- Directions
Read the records and write them out again exactly.

Chart and figure data:
────────────────

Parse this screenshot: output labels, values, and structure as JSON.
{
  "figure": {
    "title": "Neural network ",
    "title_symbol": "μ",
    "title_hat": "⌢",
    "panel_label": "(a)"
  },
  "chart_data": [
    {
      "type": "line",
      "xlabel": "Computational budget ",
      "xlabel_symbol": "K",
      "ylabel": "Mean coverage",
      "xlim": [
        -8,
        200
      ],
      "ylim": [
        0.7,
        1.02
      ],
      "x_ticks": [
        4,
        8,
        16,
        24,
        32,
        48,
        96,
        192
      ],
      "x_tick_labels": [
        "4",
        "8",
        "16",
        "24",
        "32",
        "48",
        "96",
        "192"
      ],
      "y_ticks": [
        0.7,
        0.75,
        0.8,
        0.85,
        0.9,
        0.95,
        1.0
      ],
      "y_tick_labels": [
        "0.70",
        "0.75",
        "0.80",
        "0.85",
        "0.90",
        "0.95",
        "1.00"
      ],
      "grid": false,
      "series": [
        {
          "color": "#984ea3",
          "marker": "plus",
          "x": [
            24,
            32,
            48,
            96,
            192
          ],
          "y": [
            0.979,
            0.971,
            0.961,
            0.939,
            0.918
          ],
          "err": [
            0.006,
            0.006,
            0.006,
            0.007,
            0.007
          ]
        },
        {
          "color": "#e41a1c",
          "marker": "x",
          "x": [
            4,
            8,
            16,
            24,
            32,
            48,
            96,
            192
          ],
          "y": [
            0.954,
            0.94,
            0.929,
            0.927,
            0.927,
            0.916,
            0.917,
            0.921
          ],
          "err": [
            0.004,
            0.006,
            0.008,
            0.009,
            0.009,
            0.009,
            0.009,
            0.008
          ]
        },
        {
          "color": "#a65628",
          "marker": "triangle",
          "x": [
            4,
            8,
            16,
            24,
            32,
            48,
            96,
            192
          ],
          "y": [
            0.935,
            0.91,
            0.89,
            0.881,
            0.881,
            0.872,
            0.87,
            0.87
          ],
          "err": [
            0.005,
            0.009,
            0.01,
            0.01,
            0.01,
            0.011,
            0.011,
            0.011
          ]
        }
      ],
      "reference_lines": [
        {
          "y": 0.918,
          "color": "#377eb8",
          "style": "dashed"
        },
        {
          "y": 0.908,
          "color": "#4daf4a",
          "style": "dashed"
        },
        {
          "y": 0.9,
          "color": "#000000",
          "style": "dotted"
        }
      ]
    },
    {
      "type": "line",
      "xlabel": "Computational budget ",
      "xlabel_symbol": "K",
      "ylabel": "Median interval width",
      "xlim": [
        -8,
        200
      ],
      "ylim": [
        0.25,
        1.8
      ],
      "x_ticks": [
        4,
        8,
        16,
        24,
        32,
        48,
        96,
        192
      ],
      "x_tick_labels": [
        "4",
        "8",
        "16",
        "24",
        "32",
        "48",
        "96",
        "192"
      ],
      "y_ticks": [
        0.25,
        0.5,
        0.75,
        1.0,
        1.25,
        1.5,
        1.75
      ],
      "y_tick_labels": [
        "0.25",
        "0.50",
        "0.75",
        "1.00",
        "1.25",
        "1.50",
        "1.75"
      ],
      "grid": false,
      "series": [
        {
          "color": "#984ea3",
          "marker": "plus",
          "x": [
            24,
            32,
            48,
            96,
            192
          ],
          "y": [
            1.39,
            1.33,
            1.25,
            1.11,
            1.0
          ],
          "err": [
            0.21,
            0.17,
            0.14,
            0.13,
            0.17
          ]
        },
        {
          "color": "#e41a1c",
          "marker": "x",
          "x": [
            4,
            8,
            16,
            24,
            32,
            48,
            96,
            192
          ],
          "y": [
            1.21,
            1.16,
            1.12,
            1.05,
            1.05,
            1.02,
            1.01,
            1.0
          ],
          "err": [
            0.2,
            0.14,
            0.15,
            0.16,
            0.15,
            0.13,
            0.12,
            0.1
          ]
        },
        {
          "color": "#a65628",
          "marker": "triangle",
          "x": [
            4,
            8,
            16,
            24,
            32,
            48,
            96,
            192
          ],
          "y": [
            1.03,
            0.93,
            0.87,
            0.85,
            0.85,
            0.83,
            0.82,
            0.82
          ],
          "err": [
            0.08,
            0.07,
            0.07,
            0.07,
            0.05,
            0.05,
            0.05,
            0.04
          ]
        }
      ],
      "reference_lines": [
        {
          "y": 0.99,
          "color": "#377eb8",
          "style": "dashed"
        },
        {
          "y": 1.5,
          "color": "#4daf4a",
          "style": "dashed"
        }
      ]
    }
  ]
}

────────────────

- Correct response
Parse this screenshot: output labels, values, and structure as JSON.
{
  "figure": {
    "title": "Neural network ",
    "title_symbol": "μ",
    "title_hat": "⌢",
    "panel_label": "(a)"
  },
  "chart_data": [
    {
      "type": "line",
      "xlabel": "Computational budget ",
      "xlabel_symbol": "K",
      "ylabel": "Mean coverage",
      "xlim": [
        -8,
        200
      ],
      "ylim": [
        0.7,
        1.02
      ],
      "x_ticks": [
        4,
        8,
        16,
        24,
        32,
        48,
        96,
        192
      ],
      "x_tick_labels": [
        "4",
        "8",
        "16",
        "24",
        "32",
        "48",
        "96",
        "192"
      ],
      "y_ticks": [
        0.7,
        0.75,
        0.8,
        0.85,
        0.9,
        0.95,
        1.0
      ],
      "y_tick_labels": [
        "0.70",
        "0.75",
        "0.80",
        "0.85",
        "0.90",
        "0.95",
        "1.00"
      ],
      "grid": false,
      "series": [
        {
          "color": "#984ea3",
          "marker": "plus",
          "x": [
            24,
            32,
            48,
            96,
            192
          ],
          "y": [
            0.979,
            0.971,
            0.961,
            0.939,
            0.918
          ],
          "err": [
            0.006,
            0.006,
            0.006,
            0.007,
            0.007
          ]
        },
        {
          "color": "#e41a1c",
          "marker": "x",
          "x": [
            4,
            8,
            16,
            24,
            32,
            48,
            96,
            192
          ],
          "y": [
            0.954,
            0.94,
            0.929,
            0.927,
            0.927,
            0.916,
            0.917,
            0.921
          ],
          "err": [
            0.004,
            0.006,
            0.008,
            0.009,
            0.009,
            0.009,
            0.009,
            0.008
          ]
        },
        {
          "color": "#a65628",
          "marker": "triangle",
          "x": [
            4,
            8,
            16,
            24,
            32,
            48,
            96,
            192
          ],
          "y": [
            0.935,
            0.91,
            0.89,
            0.881,
            0.881,
            0.872,
            0.87,
            0.87
          ],
          "err": [
            0.005,
            0.009,
            0.01,
            0.01,
            0.01,
            0.011,
            0.011,
            0.011
          ]
        }
      ],
      "reference_lines": [
        {
          "y": 0.918,
          "color": "#377eb8",
          "style": "dashed"
        },
        {
          "y": 0.908,
          "color": "#4daf4a",
          "style": "dashed"
        },
        {
          "y": 0.9,
          "color": "#000000",
          "style": "dotted"
        }
      ]
    },
    {
      "type": "line",
      "xlabel": "Computational budget ",
      "xlabel_symbol": "K",
      "ylabel": "Median interval width",
      "xlim": [
        -8,
        200
      ],
      "ylim": [
        0.25,
        1.8
      ],
      "x_ticks": [
        4,
        8,
        16,
        24,
        32,
        48,
        96,
        192
      ],
      "x_tick_labels": [
        "4",
        "8",
        "16",
        "24",
        "32",
        "48",
        "96",
        "192"
      ],
      "y_ticks": [
        0.25,
        0.5,
        0.75,
        1.0,
        1.25,
        1.5,
        1.75
      ],
      "y_tick_labels": [
        "0.25",
        "0.50",
        "0.75",
        "1.00",
        "1.25",
        "1.50",
        "1.75"
      ],
      "grid": false,
      "series": [
        {
          "color": "#984ea3",
          "marker": "plus",
          "x": [
            24,
            32,
            48,
            96,
            192
          ],
          "y": [
            1.39,
            1.33,
            1.25,
            1.11,
            1.0
          ],
          "err": [
            0.21,
            0.17,
            0.14,
            0.13,
            0.17
          ]
        },
        {
          "color": "#e41a1c",
          "marker": "x",
          "x": [
            4,
            8,
            16,
            24,
            32,
            48,
            96,
            192
          ],
          "y": [
            1.21,
            1.16,
            1.12,
            1.05,
            1.05,
            1.02,
            1.01,
            1.0
          ],
          "err": [
            0.2,
            0.14,
            0.15,
            0.16,
            0.15,
            0.13,
            0.12,
            0.1
          ]
        },
        {
          "color": "#a65628",
          "marker": "triangle",
          "x": [
            4,
            8,
            16,
            24,
            32,
            48,
            96,
            192
          ],
          "y": [
            1.03,
            0.93,
            0.87,
            0.85,
            0.85,
            0.83,
            0.82,
            0.82
          ],
          "err": [
            0.08,
            0.07,
            0.07,
            0.07,
            0.05,
            0.05,
            0.05,
            0.04
          ]
        }
      ],
      "reference_lines": [
        {
          "y": 0.99,
          "color": "#377eb8",
          "style": "dashed"
        },
        {
          "y": 1.5,
          "color": "#4daf4a",
          "style": "dashed"
        }
      ]
    }
  ]
}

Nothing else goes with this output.